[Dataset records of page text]
===============

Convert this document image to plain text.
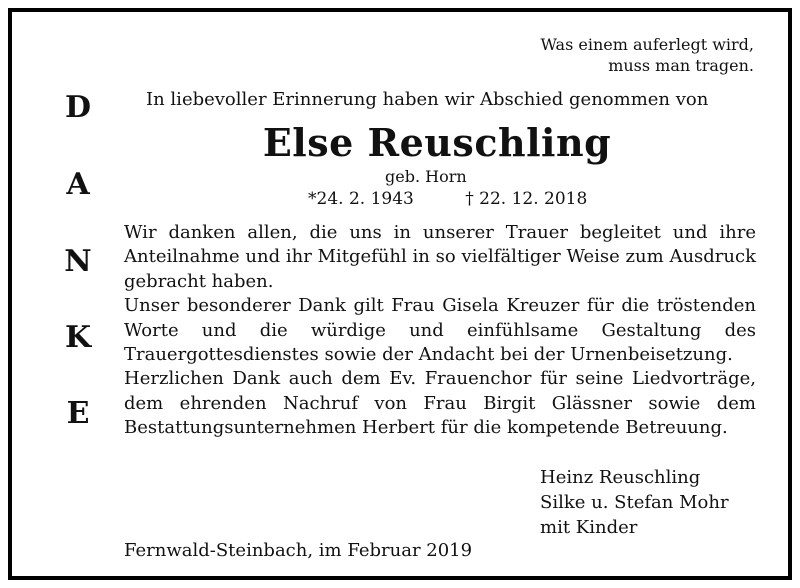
Was einem auferlegt wird,
muss man tragen.
D
A
N
K
E
In liebevoller Erinnerung haben wir Abschied genommen von
Else Reuschling
geb. Horn
*24. 2. 1943	† 22. 12. 2018

Wir danken allen, die uns in unserer Trauer begleitet und ihre Anteilnahme und ihr Mitgefühl in so vielfältiger Weise zum Ausdruck gebracht haben.

Unser besonderer Dank gilt Frau Gisela Kreuzer für die tröstenden Worte und die würdige und einfühlsame Gestaltung des Trauergottesdienstes sowie der Andacht bei der Urnenbeisetzung.

Herzlichen Dank auch dem Ev. Frauenchor für seine Liedvorträge, dem ehrenden Nachruf von Frau Birgit Glässner sowie dem Bestattungsunternehmen Herbert für die kompetende Betreuung.

Heinz Reuschling
Silke u. Stefan Mohr
mit Kinder
Fernwald-Steinbach, im Februar 2019
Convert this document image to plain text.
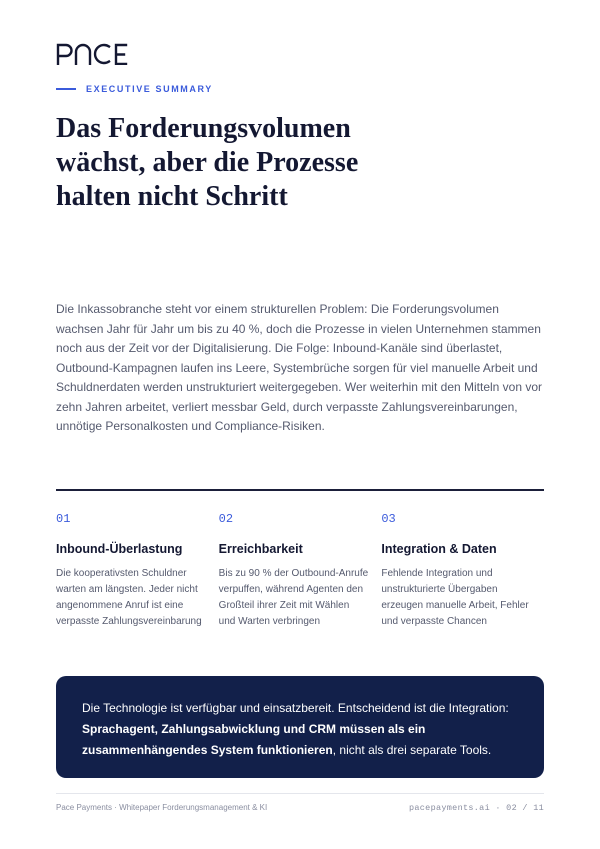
EXECUTIVE SUMMARY
Das Forderungsvolumen wächst, aber die Prozesse halten nicht Schritt

Die Inkassobranche steht vor einem strukturellen Problem: Die Forderungsvolumen wachsen Jahr für Jahr um bis zu 40 %, doch die Prozesse in vielen Unternehmen stammen noch aus der Zeit vor der Digitalisierung. Die Folge: Inbound-Kanäle sind überlastet, Outbound-Kampagnen laufen ins Leere, Systembrüche sorgen für viel manuelle Arbeit und Schuldnerdaten werden unstrukturiert weitergegeben. Wer weiterhin mit den Mitteln von vor zehn Jahren arbeitet, verliert messbar Geld, durch verpasste Zahlungsvereinbarungen, unnötige Personalkosten und Compliance-Risiken.

01
Inbound-Überlastung
Die kooperativsten Schuldner warten am längsten. Jeder nicht angenommene Anruf ist eine verpasste Zahlungsvereinbarung
02
Erreichbarkeit
Bis zu 90 % der Outbound-Anrufe verpuffen, während Agenten den Großteil ihrer Zeit mit Wählen und Warten verbringen
03
Integration & Daten
Fehlende Integration und unstrukturierte Übergaben erzeugen manuelle Arbeit, Fehler und verpasste Chancen
Die Technologie ist verfügbar und einsatzbereit. Entscheidend ist die Integration: Sprachagent, Zahlungsabwicklung und CRM müssen als ein zusammenhängendes System funktionieren, nicht als drei separate Tools.
Pace Payments · Whitepaper Forderungsmanagement & KI	pacepayments.ai · 02 / 11
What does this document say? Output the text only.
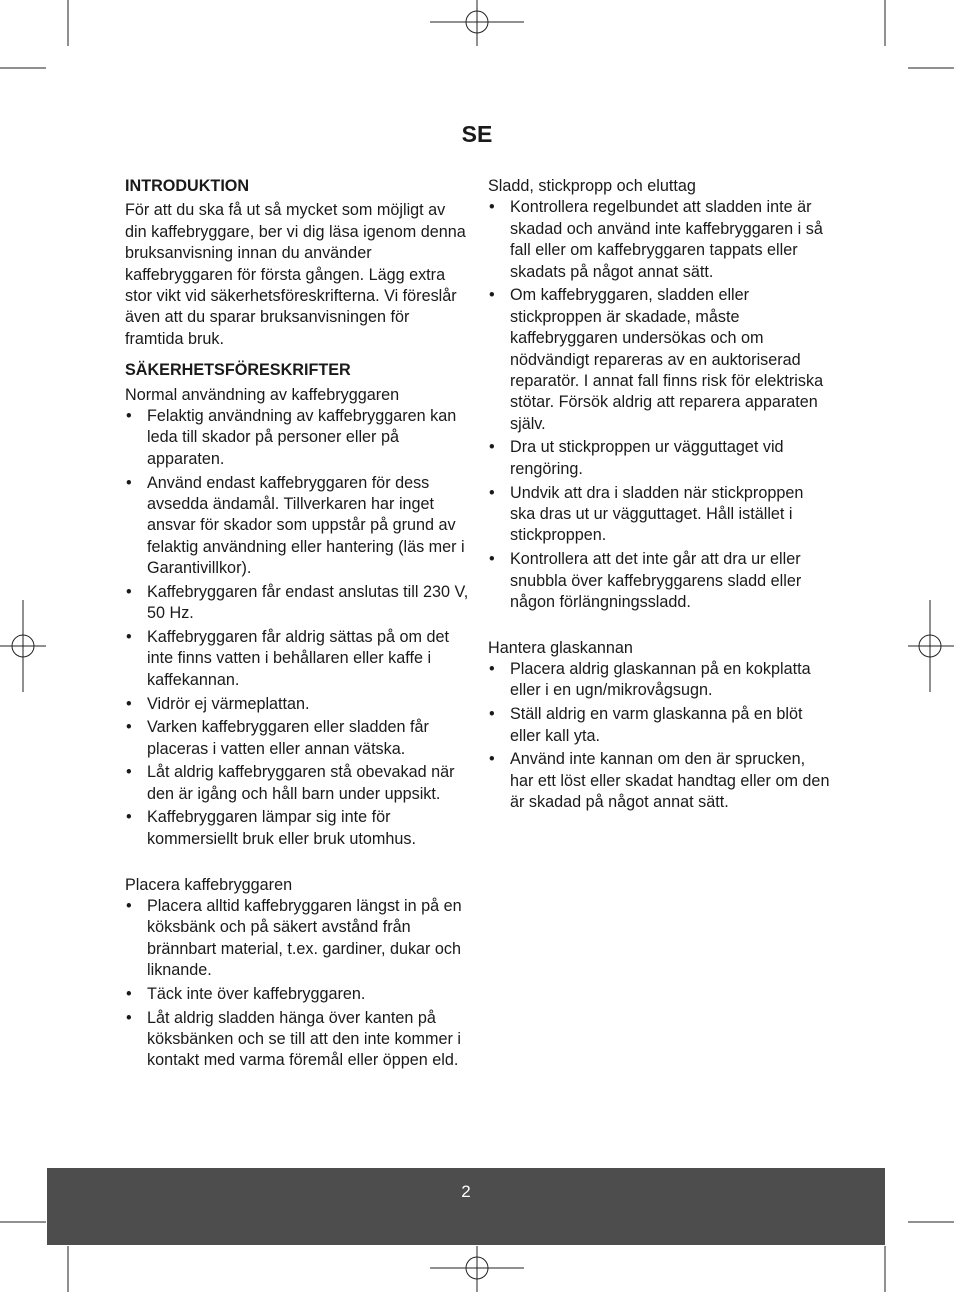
SE
INTRODUKTION
För att du ska få ut så mycket som möjligt av din kaffebryggare, ber vi dig läsa igenom denna bruksanvisning innan du använder kaffebryggaren för första gången. Lägg extra stor vikt vid säkerhetsföreskrifterna. Vi föreslår även att du sparar bruksanvisningen för framtida bruk.
SÄKERHETSFÖRESKRIFTER
Normal användning av kaffebryggaren
• Felaktig användning av kaffebryggaren kan leda till skador på personer eller på apparaten.
• Använd endast kaffebryggaren för dess avsedda ändamål. Tillverkaren har inget ansvar för skador som uppstår på grund av felaktig användning eller hantering (läs mer i Garantivillkor).
• Kaffebryggaren får endast anslutas till 230 V, 50 Hz.
• Kaffebryggaren får aldrig sättas på om det inte finns vatten i behållaren eller kaffe i kaffekannan.
• Vidrör ej värmeplattan.
• Varken kaffebryggaren eller sladden får placeras i vatten eller annan vätska.
• Låt aldrig kaffebryggaren stå obevakad när den är igång och håll barn under uppsikt.
• Kaffebryggaren lämpar sig inte för kommersiellt bruk eller bruk utomhus.
Placera kaffebryggaren
• Placera alltid kaffebryggaren längst in på en köksbänk och på säkert avstånd från brännbart material, t.ex. gardiner, dukar och liknande.
• Täck inte över kaffebryggaren.
• Låt aldrig sladden hänga över kanten på köksbänken och se till att den inte kommer i kontakt med varma föremål eller öppen eld.
Sladd, stickpropp och eluttag
• Kontrollera regelbundet att sladden inte är skadad och använd inte kaffebryggaren i så fall eller om kaffebryggaren tappats eller skadats på något annat sätt.
• Om kaffebryggaren, sladden eller stickproppen är skadade, måste kaffebryggaren undersökas och om nödvändigt repareras av en auktoriserad reparatör. I annat fall finns risk för elektriska stötar. Försök aldrig att reparera apparaten själv.
• Dra ut stickproppen ur vägguttaget vid rengöring.
• Undvik att dra i sladden när stickproppen ska dras ut ur vägguttaget. Håll istället i stickproppen.
• Kontrollera att det inte går att dra ur eller snubbla över kaffebryggarens sladd eller någon förlängningssladd.
Hantera glaskannan
• Placera aldrig glaskannan på en kokplatta eller i en ugn/mikrovågsugn.
• Ställ aldrig en varm glaskanna på en blöt eller kall yta.
• Använd inte kannan om den är sprucken, har ett löst eller skadat handtag eller om den är skadad på något annat sätt.
2
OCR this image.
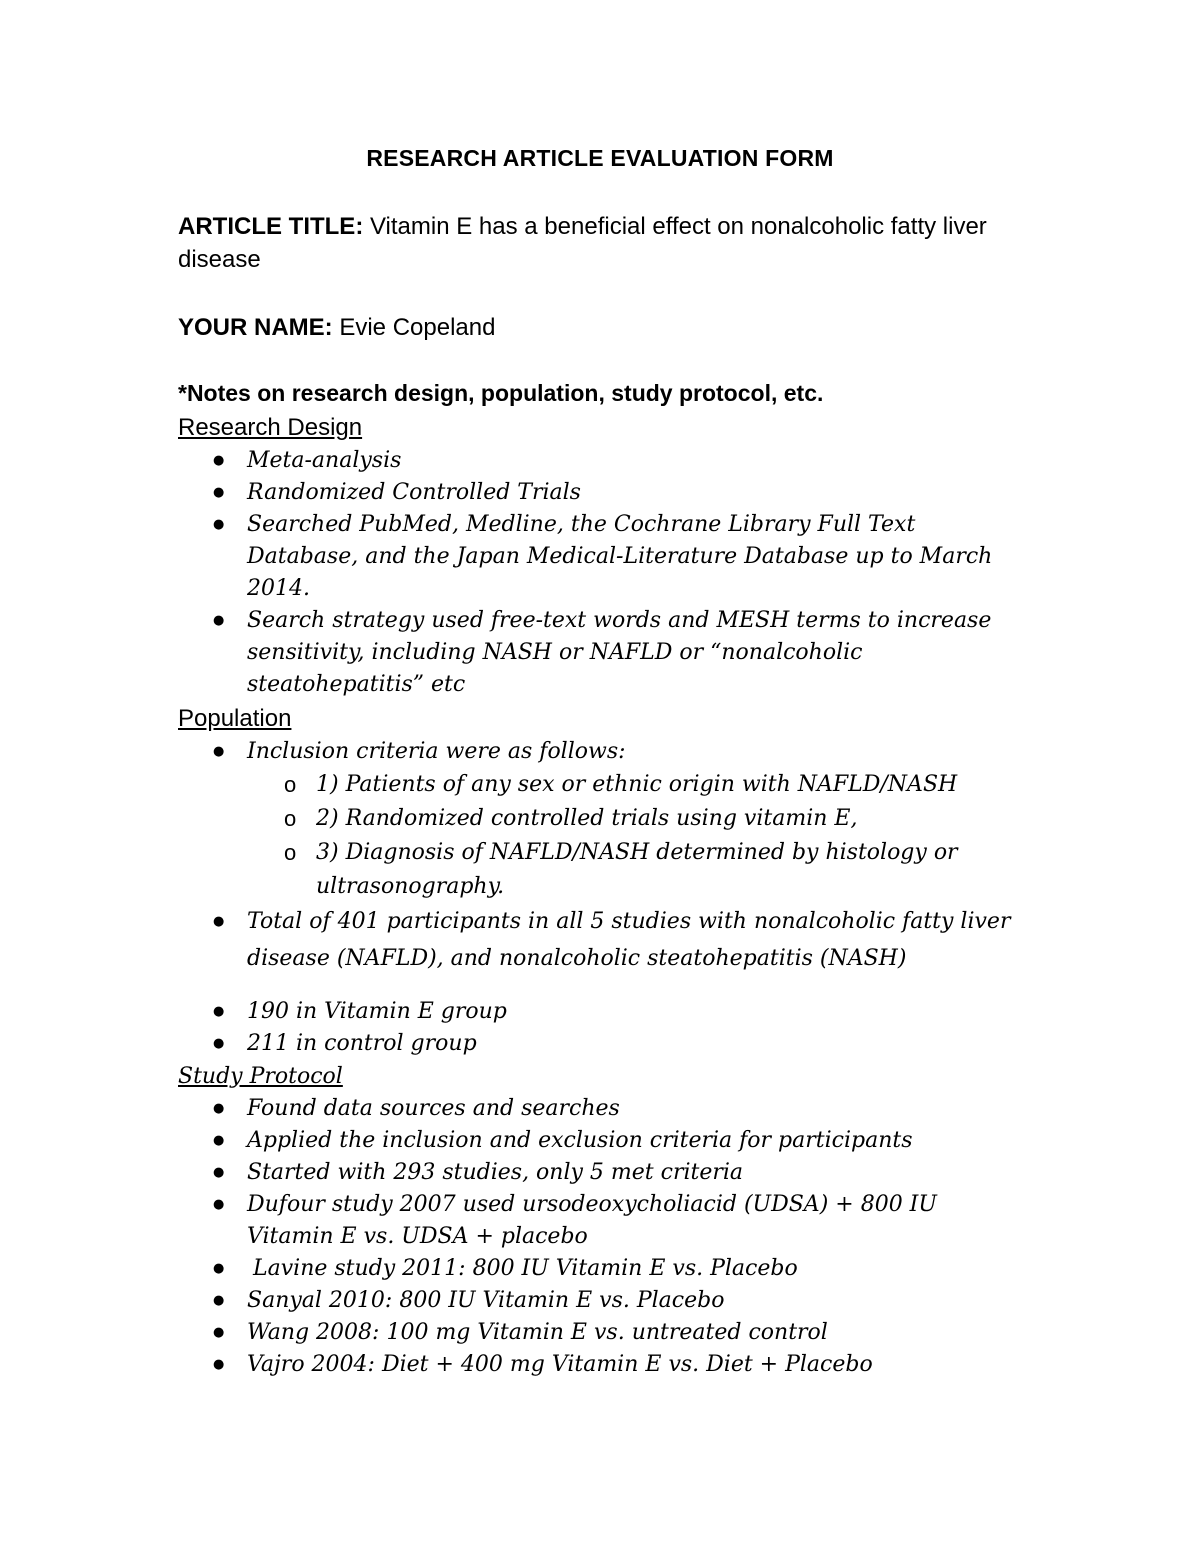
RESEARCH ARTICLE EVALUATION FORM
ARTICLE TITLE: Vitamin E has a beneficial effect on nonalcoholic fatty liver disease
YOUR NAME: Evie Copeland
*Notes on research design, population, study protocol, etc.
Research Design
● Meta-analysis
● Randomized Controlled Trials
● Searched PubMed, Medline, the Cochrane Library Full Text Database, and the Japan Medical-Literature Database up to March 2014.
● Search strategy used free-text words and MESH terms to increase sensitivity, including NASH or NAFLD or “nonalcoholic steatohepatitis” etc
Population
● Inclusion criteria were as follows:
o 1) Patients of any sex or ethnic origin with NAFLD/NASH
o 2) Randomized controlled trials using vitamin E,
o 3) Diagnosis of NAFLD/NASH determined by histology or ultrasonography.
● Total of 401 participants in all 5 studies with nonalcoholic fatty liver disease (NAFLD), and nonalcoholic steatohepatitis (NASH)
● 190 in Vitamin E group
● 211 in control group
Study Protocol
● Found data sources and searches
● Applied the inclusion and exclusion criteria for participants
● Started with 293 studies, only 5 met criteria
● Dufour study 2007 used ursodeoxycholiacid (UDSA) + 800 IU Vitamin E vs. UDSA + placebo
● Lavine study 2011: 800 IU Vitamin E vs. Placebo
● Sanyal 2010: 800 IU Vitamin E vs. Placebo
● Wang 2008: 100 mg Vitamin E vs. untreated control
● Vajro 2004: Diet + 400 mg Vitamin E vs. Diet + Placebo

===============

Task to complete: Find every line above where the word "skador" occurs, and copy that line.

Answer to the exercise:
• Felaktig användning av kaffebryggaren kan leda till skador på personer eller på apparaten.
• Använd endast kaffebryggaren för dess avsedda ändamål. Tillverkaren har inget ansvar för skador som uppstår på grund av felaktig användning eller hantering (läs mer i Garantivillkor).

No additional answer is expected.